*THE PROBLEM*. Make an exact copy of the lines, leaving the pictures out.

[Begin SOURCE DATA]

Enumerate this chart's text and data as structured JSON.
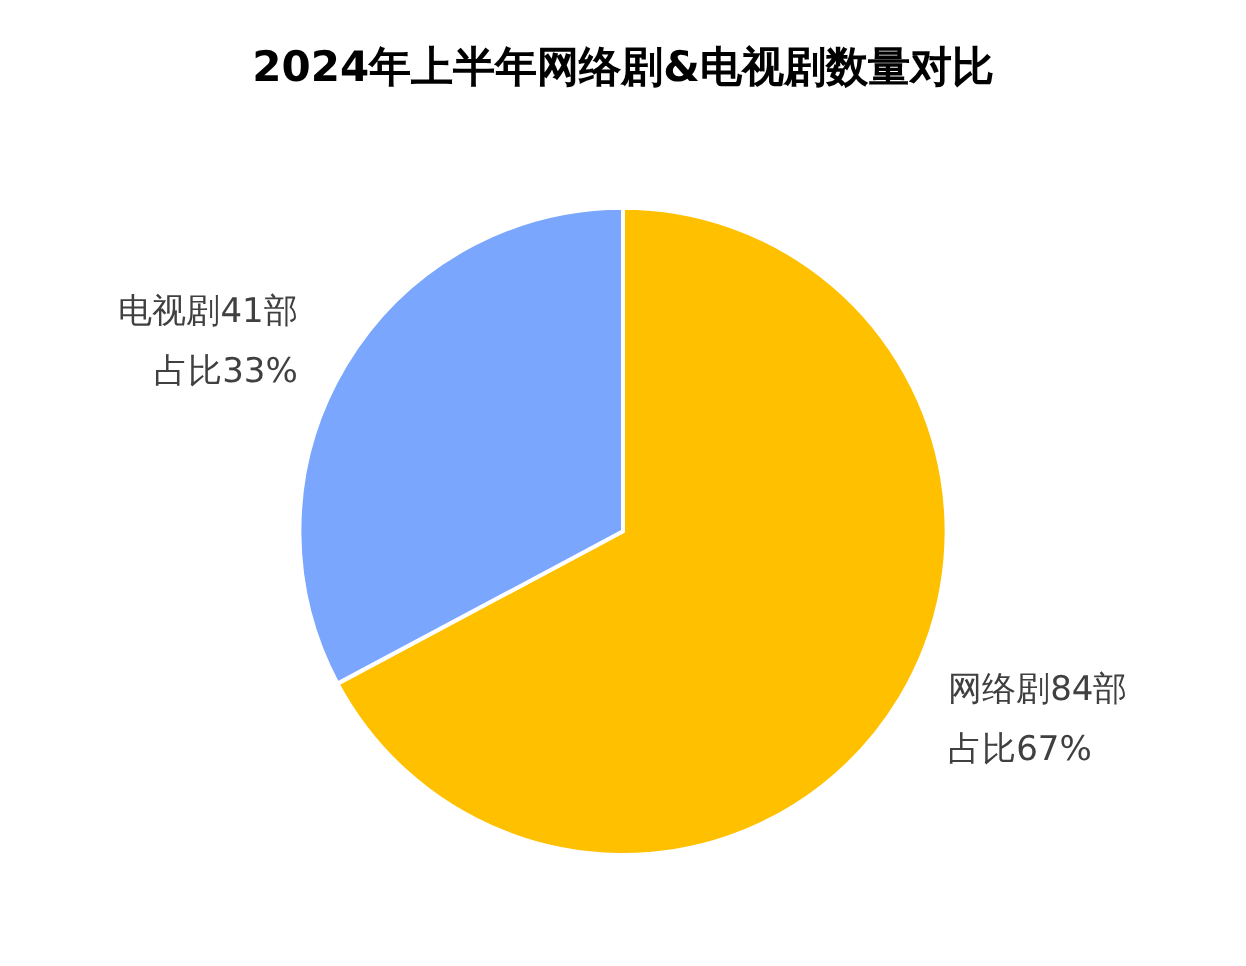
{
  "chart_data": {
    "type": "pie",
    "title": "2024年上半年网络剧&电视剧数量对比",
    "categories": [
      "网络剧",
      "电视剧"
    ],
    "values": [
      84,
      41
    ],
    "colors": [
      "#ffc000",
      "#7aa6fe"
    ],
    "value_labels": [
      "84部占比67%",
      "41部占比33%"
    ],
    "legend": false
  }
}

[End SOURCE DATA]

*SOLUTION FOR THIS EXERCISE*.
Enumerate this chart's text and data as structured JSON.
{
  "chart_data": {
    "type": "pie",
    "title": "2024年上半年网络剧&电视剧数量对比",
    "categories": [
      "网络剧",
      "电视剧"
    ],
    "values": [
      84,
      41
    ],
    "colors": [
      "#ffc000",
      "#7aa6fe"
    ],
    "value_labels": [
      "84部占比67%",
      "41部占比33%"
    ],
    "legend": false
  }
}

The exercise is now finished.